Given exercise – The exercise asks you to copy every line below in which "Score" appears.

Dataset rows about figures
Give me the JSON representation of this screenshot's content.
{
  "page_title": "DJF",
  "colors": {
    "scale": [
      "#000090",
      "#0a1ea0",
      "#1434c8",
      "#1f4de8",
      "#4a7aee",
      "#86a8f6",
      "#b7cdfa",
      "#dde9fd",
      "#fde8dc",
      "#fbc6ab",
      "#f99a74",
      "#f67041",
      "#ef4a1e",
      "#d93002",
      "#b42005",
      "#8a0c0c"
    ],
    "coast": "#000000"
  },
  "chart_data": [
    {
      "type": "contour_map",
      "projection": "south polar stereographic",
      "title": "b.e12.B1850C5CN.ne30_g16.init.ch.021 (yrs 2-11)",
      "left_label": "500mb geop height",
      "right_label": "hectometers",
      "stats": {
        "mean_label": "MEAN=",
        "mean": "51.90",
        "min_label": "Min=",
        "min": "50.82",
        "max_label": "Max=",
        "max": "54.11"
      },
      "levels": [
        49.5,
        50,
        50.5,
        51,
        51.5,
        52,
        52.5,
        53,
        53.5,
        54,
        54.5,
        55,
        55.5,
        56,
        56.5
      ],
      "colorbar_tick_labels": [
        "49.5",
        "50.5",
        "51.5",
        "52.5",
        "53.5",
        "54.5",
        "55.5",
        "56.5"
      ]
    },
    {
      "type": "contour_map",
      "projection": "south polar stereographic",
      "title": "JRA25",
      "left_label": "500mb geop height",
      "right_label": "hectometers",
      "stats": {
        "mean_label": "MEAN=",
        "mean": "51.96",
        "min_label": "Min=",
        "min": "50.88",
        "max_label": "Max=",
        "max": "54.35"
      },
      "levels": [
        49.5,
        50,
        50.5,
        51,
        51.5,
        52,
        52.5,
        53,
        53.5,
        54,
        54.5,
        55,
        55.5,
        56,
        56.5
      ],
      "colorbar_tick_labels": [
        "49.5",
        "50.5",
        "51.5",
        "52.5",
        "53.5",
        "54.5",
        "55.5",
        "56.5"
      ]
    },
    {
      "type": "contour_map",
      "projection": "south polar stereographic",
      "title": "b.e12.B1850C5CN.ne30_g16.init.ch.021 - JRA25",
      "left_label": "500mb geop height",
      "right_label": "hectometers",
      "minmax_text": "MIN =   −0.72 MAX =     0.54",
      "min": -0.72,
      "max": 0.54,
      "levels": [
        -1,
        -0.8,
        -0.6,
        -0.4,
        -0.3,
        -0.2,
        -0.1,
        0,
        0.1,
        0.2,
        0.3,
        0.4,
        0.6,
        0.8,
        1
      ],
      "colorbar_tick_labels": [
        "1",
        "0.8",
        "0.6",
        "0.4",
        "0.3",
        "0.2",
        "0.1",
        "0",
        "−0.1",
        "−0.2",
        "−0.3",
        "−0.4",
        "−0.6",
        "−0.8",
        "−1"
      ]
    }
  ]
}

==

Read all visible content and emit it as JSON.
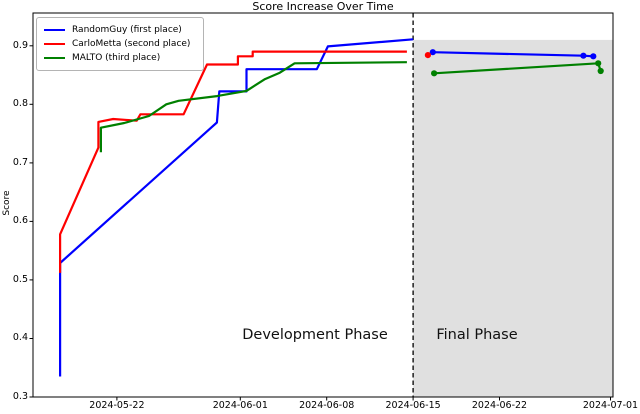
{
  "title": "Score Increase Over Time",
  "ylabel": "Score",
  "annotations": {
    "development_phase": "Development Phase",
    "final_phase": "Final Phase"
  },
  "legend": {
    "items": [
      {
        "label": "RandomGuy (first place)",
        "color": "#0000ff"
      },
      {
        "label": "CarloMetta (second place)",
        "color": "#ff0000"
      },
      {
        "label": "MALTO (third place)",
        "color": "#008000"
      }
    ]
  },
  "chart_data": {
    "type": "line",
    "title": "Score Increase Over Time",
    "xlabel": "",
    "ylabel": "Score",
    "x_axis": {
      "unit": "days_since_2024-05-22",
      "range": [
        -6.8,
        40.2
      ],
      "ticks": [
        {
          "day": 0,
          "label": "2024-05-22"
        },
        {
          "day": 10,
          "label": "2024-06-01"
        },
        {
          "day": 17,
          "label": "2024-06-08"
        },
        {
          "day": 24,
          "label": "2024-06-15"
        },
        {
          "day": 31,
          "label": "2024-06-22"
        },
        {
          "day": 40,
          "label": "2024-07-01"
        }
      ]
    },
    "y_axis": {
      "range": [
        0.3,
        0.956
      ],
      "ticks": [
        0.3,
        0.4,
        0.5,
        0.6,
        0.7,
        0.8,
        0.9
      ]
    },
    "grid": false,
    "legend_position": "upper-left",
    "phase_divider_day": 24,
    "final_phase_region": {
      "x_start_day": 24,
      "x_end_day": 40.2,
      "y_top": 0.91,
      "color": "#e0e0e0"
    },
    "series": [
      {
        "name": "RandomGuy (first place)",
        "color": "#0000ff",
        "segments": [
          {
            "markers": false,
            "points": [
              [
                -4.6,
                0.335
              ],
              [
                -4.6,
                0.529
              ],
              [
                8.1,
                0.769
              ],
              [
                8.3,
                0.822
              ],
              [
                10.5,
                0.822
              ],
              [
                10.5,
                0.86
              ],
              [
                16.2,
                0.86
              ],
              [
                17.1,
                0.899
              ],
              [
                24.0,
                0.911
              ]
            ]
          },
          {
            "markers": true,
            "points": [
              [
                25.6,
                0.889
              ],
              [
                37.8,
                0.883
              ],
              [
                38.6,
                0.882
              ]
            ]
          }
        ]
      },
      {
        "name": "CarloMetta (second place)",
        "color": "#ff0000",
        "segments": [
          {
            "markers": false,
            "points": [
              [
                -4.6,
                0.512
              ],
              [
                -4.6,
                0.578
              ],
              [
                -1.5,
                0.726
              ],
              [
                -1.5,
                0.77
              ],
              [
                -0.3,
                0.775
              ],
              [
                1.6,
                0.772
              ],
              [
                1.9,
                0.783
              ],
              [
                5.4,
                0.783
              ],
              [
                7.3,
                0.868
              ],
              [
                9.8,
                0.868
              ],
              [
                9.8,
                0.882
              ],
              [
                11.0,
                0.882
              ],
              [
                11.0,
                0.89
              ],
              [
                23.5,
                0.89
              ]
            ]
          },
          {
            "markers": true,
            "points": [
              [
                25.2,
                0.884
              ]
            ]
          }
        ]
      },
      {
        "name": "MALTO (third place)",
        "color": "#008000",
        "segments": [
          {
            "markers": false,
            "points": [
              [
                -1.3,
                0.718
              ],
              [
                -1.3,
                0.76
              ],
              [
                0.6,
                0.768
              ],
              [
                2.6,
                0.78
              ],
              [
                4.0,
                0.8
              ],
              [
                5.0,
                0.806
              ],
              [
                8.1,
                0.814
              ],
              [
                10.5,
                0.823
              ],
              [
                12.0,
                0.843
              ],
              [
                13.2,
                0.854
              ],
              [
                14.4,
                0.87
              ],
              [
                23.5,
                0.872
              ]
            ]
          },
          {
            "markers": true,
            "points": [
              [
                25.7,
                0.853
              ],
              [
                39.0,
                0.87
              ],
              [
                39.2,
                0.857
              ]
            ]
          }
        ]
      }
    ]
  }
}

...

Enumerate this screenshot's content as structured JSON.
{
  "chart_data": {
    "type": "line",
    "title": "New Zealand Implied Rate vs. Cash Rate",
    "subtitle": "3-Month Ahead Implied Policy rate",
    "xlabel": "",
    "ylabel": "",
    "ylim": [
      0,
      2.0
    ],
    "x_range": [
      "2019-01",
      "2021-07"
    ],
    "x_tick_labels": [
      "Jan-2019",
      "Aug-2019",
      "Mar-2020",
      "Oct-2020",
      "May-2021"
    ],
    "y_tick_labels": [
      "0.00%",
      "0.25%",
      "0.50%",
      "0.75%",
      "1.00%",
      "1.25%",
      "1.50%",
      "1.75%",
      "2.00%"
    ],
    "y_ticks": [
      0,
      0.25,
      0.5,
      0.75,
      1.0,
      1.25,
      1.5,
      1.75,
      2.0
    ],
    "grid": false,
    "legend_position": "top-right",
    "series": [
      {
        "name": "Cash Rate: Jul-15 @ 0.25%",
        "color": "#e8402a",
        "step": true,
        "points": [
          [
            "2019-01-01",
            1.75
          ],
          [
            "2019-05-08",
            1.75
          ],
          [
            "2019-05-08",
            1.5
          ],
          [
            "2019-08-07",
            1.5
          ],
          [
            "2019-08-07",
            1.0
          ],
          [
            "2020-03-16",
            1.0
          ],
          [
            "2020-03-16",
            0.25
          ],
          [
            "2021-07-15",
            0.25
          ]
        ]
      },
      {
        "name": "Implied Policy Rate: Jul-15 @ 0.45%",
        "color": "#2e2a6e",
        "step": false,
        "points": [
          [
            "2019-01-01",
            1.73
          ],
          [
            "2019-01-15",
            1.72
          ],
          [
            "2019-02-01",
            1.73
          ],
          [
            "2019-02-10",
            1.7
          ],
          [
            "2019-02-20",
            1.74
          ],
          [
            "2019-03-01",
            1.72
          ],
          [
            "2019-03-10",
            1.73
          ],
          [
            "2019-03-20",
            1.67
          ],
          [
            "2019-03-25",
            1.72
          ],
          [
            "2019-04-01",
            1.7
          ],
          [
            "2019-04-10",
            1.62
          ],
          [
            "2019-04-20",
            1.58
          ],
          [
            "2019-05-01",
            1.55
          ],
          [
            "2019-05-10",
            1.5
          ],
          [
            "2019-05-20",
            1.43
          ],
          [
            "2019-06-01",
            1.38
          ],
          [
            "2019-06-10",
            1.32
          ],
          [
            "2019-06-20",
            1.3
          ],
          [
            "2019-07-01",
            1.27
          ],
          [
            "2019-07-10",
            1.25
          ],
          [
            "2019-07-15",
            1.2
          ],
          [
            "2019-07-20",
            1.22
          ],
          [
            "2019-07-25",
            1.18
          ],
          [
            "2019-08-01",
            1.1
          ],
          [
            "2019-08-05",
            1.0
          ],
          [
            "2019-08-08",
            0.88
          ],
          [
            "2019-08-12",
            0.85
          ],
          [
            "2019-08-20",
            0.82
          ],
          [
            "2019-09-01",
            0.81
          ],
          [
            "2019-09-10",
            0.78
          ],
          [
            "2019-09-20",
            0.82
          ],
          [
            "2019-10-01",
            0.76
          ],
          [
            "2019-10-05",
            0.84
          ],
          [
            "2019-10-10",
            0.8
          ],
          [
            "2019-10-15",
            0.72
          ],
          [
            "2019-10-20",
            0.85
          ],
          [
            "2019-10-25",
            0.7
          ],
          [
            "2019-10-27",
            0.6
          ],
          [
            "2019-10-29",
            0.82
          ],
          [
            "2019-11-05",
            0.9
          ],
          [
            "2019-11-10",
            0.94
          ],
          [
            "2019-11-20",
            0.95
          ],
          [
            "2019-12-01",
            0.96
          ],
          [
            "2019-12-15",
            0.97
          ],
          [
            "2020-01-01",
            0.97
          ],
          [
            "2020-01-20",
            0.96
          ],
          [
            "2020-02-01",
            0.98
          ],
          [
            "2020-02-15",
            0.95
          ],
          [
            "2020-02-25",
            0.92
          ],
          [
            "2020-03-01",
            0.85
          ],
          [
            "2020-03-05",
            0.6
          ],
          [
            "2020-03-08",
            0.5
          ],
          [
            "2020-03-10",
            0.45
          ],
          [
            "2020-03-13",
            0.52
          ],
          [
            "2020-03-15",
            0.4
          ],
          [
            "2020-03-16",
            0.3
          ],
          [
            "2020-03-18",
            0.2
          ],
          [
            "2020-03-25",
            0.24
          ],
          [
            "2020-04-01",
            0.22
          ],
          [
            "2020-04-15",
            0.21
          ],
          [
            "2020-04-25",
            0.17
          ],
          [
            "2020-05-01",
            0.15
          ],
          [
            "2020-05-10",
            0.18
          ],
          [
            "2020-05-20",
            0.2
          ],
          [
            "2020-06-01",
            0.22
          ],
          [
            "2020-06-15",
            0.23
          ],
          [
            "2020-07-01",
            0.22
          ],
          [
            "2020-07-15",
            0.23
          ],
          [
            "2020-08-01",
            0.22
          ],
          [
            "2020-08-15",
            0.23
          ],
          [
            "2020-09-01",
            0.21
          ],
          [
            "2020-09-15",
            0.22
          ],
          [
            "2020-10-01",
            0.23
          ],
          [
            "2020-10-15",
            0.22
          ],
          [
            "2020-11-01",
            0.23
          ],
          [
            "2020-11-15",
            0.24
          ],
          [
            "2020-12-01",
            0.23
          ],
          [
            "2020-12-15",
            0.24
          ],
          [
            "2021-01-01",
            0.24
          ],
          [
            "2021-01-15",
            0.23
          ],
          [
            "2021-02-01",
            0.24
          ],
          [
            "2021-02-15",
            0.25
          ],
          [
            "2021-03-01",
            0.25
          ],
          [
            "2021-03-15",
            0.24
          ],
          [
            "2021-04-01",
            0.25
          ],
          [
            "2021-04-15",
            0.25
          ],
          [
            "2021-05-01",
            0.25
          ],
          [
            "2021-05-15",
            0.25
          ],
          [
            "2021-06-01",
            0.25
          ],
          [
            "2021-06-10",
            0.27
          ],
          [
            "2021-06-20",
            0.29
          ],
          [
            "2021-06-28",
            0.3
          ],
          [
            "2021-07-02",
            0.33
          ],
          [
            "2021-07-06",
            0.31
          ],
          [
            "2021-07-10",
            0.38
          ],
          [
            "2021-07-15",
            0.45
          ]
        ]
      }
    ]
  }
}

Task solution –
  "title": "Score Increase Over Time",
  "ylabel": "Score",
    "title": "Score Increase Over Time",
    "ylabel": "Score",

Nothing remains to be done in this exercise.